┌──

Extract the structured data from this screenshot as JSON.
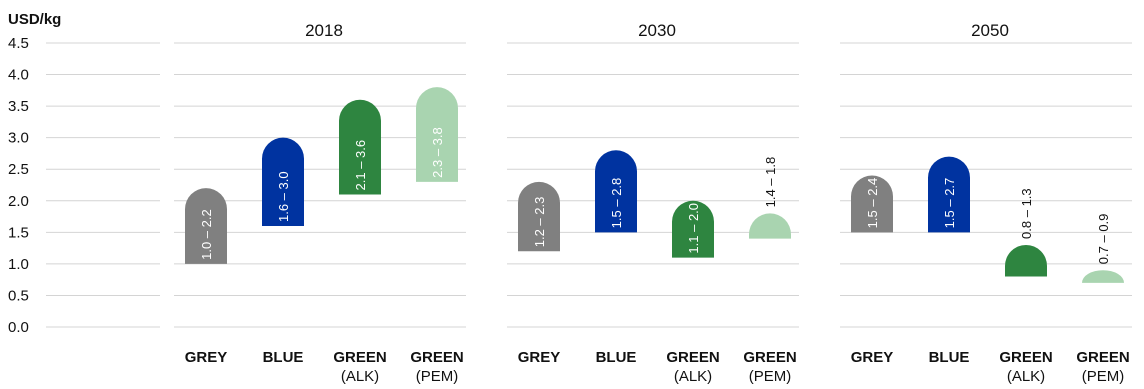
{
  "chart_data": {
    "type": "bar",
    "subtype": "floating-range",
    "ylabel": "USD/kg",
    "ylim": [
      0,
      4.5
    ],
    "yticks": [
      "0.0",
      "0.5",
      "1.0",
      "1.5",
      "2.0",
      "2.5",
      "3.0",
      "3.5",
      "4.0",
      "4.5"
    ],
    "grid": true,
    "colors": {
      "GREY": "#808080",
      "BLUE": "#0033a0",
      "GREEN_ALK": "#2e8540",
      "GREEN_PEM": "#a9d4b0"
    },
    "groups": [
      {
        "title": "2018",
        "bars": [
          {
            "category": "GREY",
            "subcategory": "",
            "color_key": "GREY",
            "low": 1.0,
            "high": 2.2,
            "label": "1.0 – 2.2",
            "label_inside": true
          },
          {
            "category": "BLUE",
            "subcategory": "",
            "color_key": "BLUE",
            "low": 1.6,
            "high": 3.0,
            "label": "1.6 – 3.0",
            "label_inside": true
          },
          {
            "category": "GREEN",
            "subcategory": "(ALK)",
            "color_key": "GREEN_ALK",
            "low": 2.1,
            "high": 3.6,
            "label": "2.1 – 3.6",
            "label_inside": true
          },
          {
            "category": "GREEN",
            "subcategory": "(PEM)",
            "color_key": "GREEN_PEM",
            "low": 2.3,
            "high": 3.8,
            "label": "2.3 – 3.8",
            "label_inside": true
          }
        ]
      },
      {
        "title": "2030",
        "bars": [
          {
            "category": "GREY",
            "subcategory": "",
            "color_key": "GREY",
            "low": 1.2,
            "high": 2.3,
            "label": "1.2 – 2.3",
            "label_inside": true
          },
          {
            "category": "BLUE",
            "subcategory": "",
            "color_key": "BLUE",
            "low": 1.5,
            "high": 2.8,
            "label": "1.5 – 2.8",
            "label_inside": true
          },
          {
            "category": "GREEN",
            "subcategory": "(ALK)",
            "color_key": "GREEN_ALK",
            "low": 1.1,
            "high": 2.0,
            "label": "1.1 – 2.0",
            "label_inside": true
          },
          {
            "category": "GREEN",
            "subcategory": "(PEM)",
            "color_key": "GREEN_PEM",
            "low": 1.4,
            "high": 1.8,
            "label": "1.4 – 1.8",
            "label_inside": false
          }
        ]
      },
      {
        "title": "2050",
        "bars": [
          {
            "category": "GREY",
            "subcategory": "",
            "color_key": "GREY",
            "low": 1.5,
            "high": 2.4,
            "label": "1.5 – 2.4",
            "label_inside": true
          },
          {
            "category": "BLUE",
            "subcategory": "",
            "color_key": "BLUE",
            "low": 1.5,
            "high": 2.7,
            "label": "1.5 – 2.7",
            "label_inside": true
          },
          {
            "category": "GREEN",
            "subcategory": "(ALK)",
            "color_key": "GREEN_ALK",
            "low": 0.8,
            "high": 1.3,
            "label": "0.8 – 1.3",
            "label_inside": false
          },
          {
            "category": "GREEN",
            "subcategory": "(PEM)",
            "color_key": "GREEN_PEM",
            "low": 0.7,
            "high": 0.9,
            "label": "0.7 – 0.9",
            "label_inside": false
          }
        ]
      }
    ]
  }
}
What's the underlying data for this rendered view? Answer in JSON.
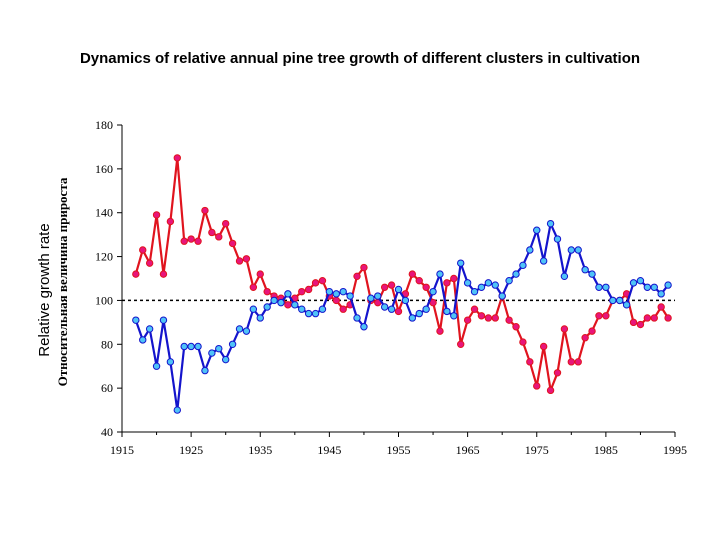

└──

● Short exercise
Make an exact copy of the listing above. Do not include the pictures.

● The response
Extract the structured data from this screenshot as JSON.
{
  "chart_data": {
    "type": "bar",
    "subtype": "floating-range",
    "ylabel": "USD/kg",
    "ylim": [
      0,
      4.5
    ],
    "yticks": [
      "0.0",
      "0.5",
      "1.0",
      "1.5",
      "2.0",
      "2.5",
      "3.0",
      "3.5",
      "4.0",
      "4.5"
    ],
    "grid": true,
    "colors": {
      "GREY": "#808080",
      "BLUE": "#0033a0",
      "GREEN_ALK": "#2e8540",
      "GREEN_PEM": "#a9d4b0"
    },
    "groups": [
      {
        "title": "2018",
        "bars": [
          {
            "category": "GREY",
            "subcategory": "",
            "color_key": "GREY",
            "low": 1.0,
            "high": 2.2,
            "label": "1.0 – 2.2",
            "label_inside": true
          },
          {
            "category": "BLUE",
            "subcategory": "",
            "color_key": "BLUE",
            "low": 1.6,
            "high": 3.0,
            "label": "1.6 – 3.0",
            "label_inside": true
          },
          {
            "category": "GREEN",
            "subcategory": "(ALK)",
            "color_key": "GREEN_ALK",
            "low": 2.1,
            "high": 3.6,
            "label": "2.1 – 3.6",
            "label_inside": true
          },
          {
            "category": "GREEN",
            "subcategory": "(PEM)",
            "color_key": "GREEN_PEM",
            "low": 2.3,
            "high": 3.8,
            "label": "2.3 – 3.8",
            "label_inside": true
          }
        ]
      },
      {
        "title": "2030",
        "bars": [
          {
            "category": "GREY",
            "subcategory": "",
            "color_key": "GREY",
            "low": 1.2,
            "high": 2.3,
            "label": "1.2 – 2.3",
            "label_inside": true
          },
          {
            "category": "BLUE",
            "subcategory": "",
            "color_key": "BLUE",
            "low": 1.5,
            "high": 2.8,
            "label": "1.5 – 2.8",
            "label_inside": true
          },
          {
            "category": "GREEN",
            "subcategory": "(ALK)",
            "color_key": "GREEN_ALK",
            "low": 1.1,
            "high": 2.0,
            "label": "1.1 – 2.0",
            "label_inside": true
          },
          {
            "category": "GREEN",
            "subcategory": "(PEM)",
            "color_key": "GREEN_PEM",
            "low": 1.4,
            "high": 1.8,
            "label": "1.4 – 1.8",
            "label_inside": false
          }
        ]
      },
      {
        "title": "2050",
        "bars": [
          {
            "category": "GREY",
            "subcategory": "",
            "color_key": "GREY",
            "low": 1.5,
            "high": 2.4,
            "label": "1.5 – 2.4",
            "label_inside": true
          },
          {
            "category": "BLUE",
            "subcategory": "",
            "color_key": "BLUE",
            "low": 1.5,
            "high": 2.7,
            "label": "1.5 – 2.7",
            "label_inside": true
          },
          {
            "category": "GREEN",
            "subcategory": "(ALK)",
            "color_key": "GREEN_ALK",
            "low": 0.8,
            "high": 1.3,
            "label": "0.8 – 1.3",
            "label_inside": false
          },
          {
            "category": "GREEN",
            "subcategory": "(PEM)",
            "color_key": "GREEN_PEM",
            "low": 0.7,
            "high": 0.9,
            "label": "0.7 – 0.9",
            "label_inside": false
          }
        ]
      }
    ]
  }
}
What's the underlying data for this rendered view? Answer in JSON.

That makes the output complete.